#### DOCUMENT EXTRACT
▬▬▬▬▬▬

Ask the buyer what their incident response process looks like when the agent starts behaving unexpectedly. If the answer is "we'd look at the logs," ask what the logs would show them about a runaway loop on a case management API at 2am. Silence is the observability conversation starting itself.
Evals tell you the plane was airworthy when it left the gate. Observability tells you what happened at altitude. For a federal agency deploying agents against sensitive workflows, both are table stakes — and the one more likely to be missing from the vendor's story is the one that catches 68% of production incidents.
Know which question you're asking before you walk in.

▬▬▬▬▬▬

#### INFORMATION GIVEN
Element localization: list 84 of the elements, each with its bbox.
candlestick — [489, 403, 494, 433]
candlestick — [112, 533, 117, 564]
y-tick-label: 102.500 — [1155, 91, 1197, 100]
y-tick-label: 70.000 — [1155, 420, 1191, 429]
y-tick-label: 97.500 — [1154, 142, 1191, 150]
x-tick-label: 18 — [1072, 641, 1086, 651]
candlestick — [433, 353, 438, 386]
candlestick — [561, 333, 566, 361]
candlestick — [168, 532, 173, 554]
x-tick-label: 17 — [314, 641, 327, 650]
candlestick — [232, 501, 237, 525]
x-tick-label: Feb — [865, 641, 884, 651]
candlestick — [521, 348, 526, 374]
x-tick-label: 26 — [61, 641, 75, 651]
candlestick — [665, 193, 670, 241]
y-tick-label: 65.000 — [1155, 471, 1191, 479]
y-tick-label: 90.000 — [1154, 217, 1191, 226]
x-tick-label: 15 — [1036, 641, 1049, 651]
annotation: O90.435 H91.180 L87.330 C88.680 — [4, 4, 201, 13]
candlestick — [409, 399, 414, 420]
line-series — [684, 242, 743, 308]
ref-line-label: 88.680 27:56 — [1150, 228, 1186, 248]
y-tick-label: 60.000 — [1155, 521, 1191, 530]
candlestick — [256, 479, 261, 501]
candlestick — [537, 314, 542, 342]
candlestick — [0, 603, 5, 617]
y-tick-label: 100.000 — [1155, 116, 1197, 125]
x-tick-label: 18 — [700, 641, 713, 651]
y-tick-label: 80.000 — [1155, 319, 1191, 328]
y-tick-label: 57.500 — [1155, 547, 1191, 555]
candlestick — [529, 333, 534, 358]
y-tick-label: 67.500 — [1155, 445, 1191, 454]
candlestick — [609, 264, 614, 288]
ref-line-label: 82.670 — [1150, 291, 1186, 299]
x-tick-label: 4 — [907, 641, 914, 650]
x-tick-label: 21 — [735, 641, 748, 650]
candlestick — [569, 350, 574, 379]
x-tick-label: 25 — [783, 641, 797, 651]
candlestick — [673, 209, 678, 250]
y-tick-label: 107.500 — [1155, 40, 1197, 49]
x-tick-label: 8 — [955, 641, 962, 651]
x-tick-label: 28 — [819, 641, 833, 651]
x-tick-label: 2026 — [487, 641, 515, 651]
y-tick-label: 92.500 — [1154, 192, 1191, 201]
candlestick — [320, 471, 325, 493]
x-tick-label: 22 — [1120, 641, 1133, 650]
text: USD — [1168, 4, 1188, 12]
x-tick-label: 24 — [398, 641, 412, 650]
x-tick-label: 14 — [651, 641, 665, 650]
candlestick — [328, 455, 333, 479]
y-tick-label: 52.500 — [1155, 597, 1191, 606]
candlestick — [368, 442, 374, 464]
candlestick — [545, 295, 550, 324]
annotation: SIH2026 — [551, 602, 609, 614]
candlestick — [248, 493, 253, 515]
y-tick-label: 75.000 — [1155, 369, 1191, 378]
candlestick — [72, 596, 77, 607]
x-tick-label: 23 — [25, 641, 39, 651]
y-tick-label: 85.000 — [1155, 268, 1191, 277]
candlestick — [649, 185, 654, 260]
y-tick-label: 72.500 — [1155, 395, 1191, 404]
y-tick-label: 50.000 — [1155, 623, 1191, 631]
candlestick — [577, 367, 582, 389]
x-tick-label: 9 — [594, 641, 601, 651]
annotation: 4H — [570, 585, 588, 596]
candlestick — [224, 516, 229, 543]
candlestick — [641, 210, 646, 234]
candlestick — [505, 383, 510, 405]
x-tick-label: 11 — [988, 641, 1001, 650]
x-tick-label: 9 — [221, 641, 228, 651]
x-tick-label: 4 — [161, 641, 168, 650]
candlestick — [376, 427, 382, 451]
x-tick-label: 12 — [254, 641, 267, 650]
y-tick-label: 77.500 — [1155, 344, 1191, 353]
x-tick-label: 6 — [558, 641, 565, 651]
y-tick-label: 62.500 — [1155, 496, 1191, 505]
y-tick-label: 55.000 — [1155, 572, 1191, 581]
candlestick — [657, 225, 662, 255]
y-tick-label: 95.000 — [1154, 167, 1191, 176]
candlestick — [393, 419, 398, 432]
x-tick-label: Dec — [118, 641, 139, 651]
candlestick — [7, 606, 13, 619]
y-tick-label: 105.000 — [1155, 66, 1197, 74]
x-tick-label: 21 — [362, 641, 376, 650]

▬▬▬▬▬▬

#### WORK REQUIRED
Copy the passage of the agent observability excerpt that begins at "Ask the buyer" and ends after "conversation starting itself.", changing "buyer" to "customer" throughout.

#### RESULT
Ask the customer what their incident response process looks like when the agent starts behaving unexpectedly. If the answer is "we'd look at the logs," ask what the logs would show them about a runaway loop on a case management API at 2am. Silence is the observability conversation starting itself.